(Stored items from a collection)
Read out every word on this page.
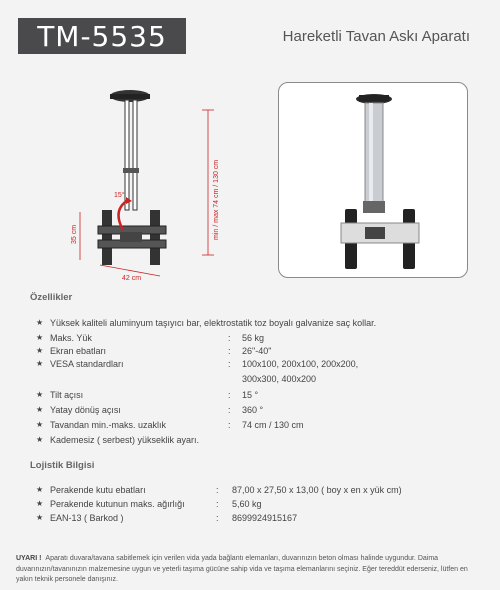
TM-5535	Hareketli Tavan Askı Aparatı
15°
35 cm
42 cm
min / max 74 cm / 130 cm
Özellikler
★ Yüksek kaliteli aluminyum taşıyıcı bar, elektrostatik toz boyalı galvanize saç kollar.
★ Maks. Yük	: 56 kg
★ Ekran ebatları	: 26"-40"
★ VESA standardları	: 100x100, 200x100, 200x200,
300x300, 400x200
★ Tilt açısı	: 15 °
★ Yatay dönüş açısı	: 360 °
★ Tavandan min.-maks. uzaklık	: 74 cm / 130 cm
★ Kademesiz ( serbest) yükseklik ayarı.
Lojistik Bilgisi
★ Perakende kutu ebatları	: 87,00 x 27,50 x 13,00 ( boy x en x yük cm)
★ Perakende kutunun maks. ağırlığı	: 5,60 kg
★ EAN-13 ( Barkod )	: 8699924915167
UYARI ! Aparatı duvara/tavana sabitlemek için verilen vida yada bağlantı elemanları, duvarınızın beton olması halinde uygundur. Daima duvarınızın/tavanınızın malzemesine uygun ve yeterli taşıma gücüne sahip vida ve taşıma elemanlarını seçiniz. Eğer tereddüt ederseniz, lütfen en yakın teknik personele danışınız.
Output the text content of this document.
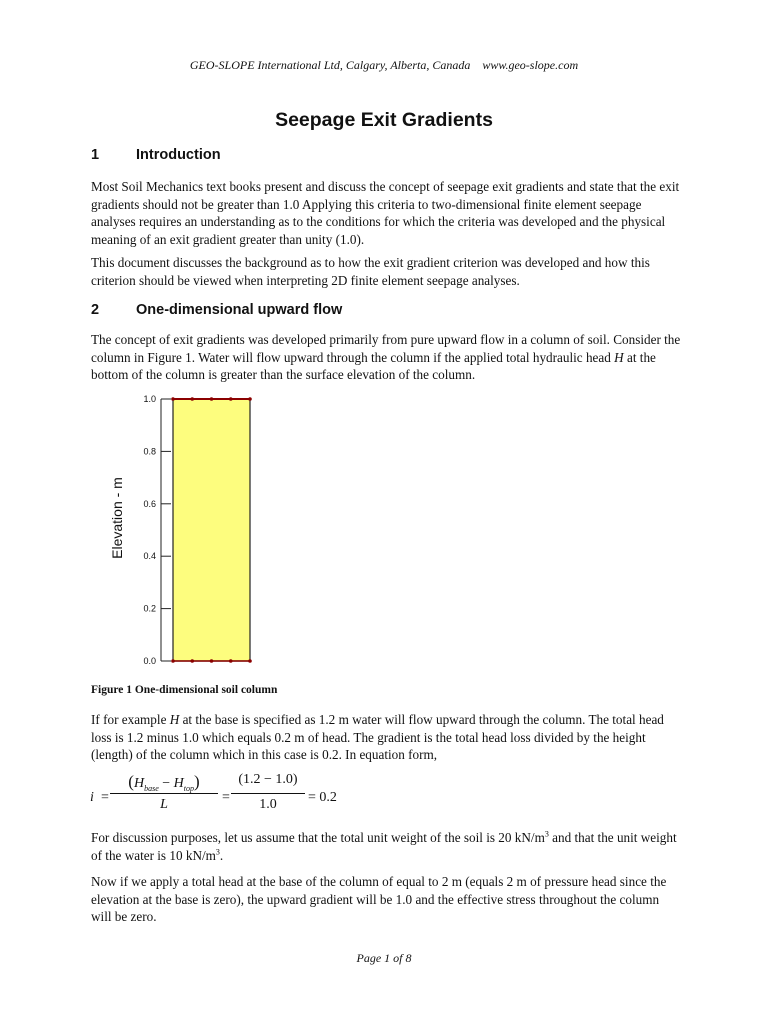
GEO-SLOPE International Ltd, Calgary, Alberta, Canada    www.geo-slope.com
Seepage Exit Gradients
1	Introduction

Most Soil Mechanics text books present and discuss the concept of seepage exit gradients and state that the exit gradients should not be greater than 1.0 Applying this criteria to two-dimensional finite element seepage analyses requires an understanding as to the conditions for which the criteria was developed and the physical meaning of an exit gradient greater than unity (1.0).

This document discusses the background as to how the exit gradient criterion was developed and how this criterion should be viewed when interpreting 2D finite element seepage analyses.

2	One-dimensional upward flow

The concept of exit gradients was developed primarily from pure upward flow in a column of soil. Consider the column in Figure 1. Water will flow upward through the column if the applied total hydraulic head H at the bottom of the column is greater than the surface elevation of the column.

Elevation - m
0.0
0.2
0.4
0.6
0.8
1.0

Figure 1 One-dimensional soil column

If for example H at the base is specified as 1.2 m water will flow upward through the column. The total head loss is 1.2 minus 1.0 which equals 0.2 m of head. The gradient is the total head loss divided by the height (length) of the column which in this case is 0.2. In equation form,

i =
$(H_{base} - H_{top})$
L	=
(1.2 − 1.0)
1.0	= 0.2

For discussion purposes, let us assume that the total unit weight of the soil is 20 $kN/m^3$ and that the unit weight of the water is 10 $kN/m^3$.

Now if we apply a total head at the base of the column of equal to 2 m (equals 2 m of pressure head since the elevation at the base is zero), the upward gradient will be 1.0 and the effective stress throughout the column will be zero.

Page 1 of 8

Instructions for the task —
Scan the listing above and copy all lines containing the word "Perakende".

Solution —
★ Perakende kutu ebatları	: 87,00 x 27,50 x 13,00 ( boy x en x yük cm)
★ Perakende kutunun maks. ağırlığı	: 5,60 kg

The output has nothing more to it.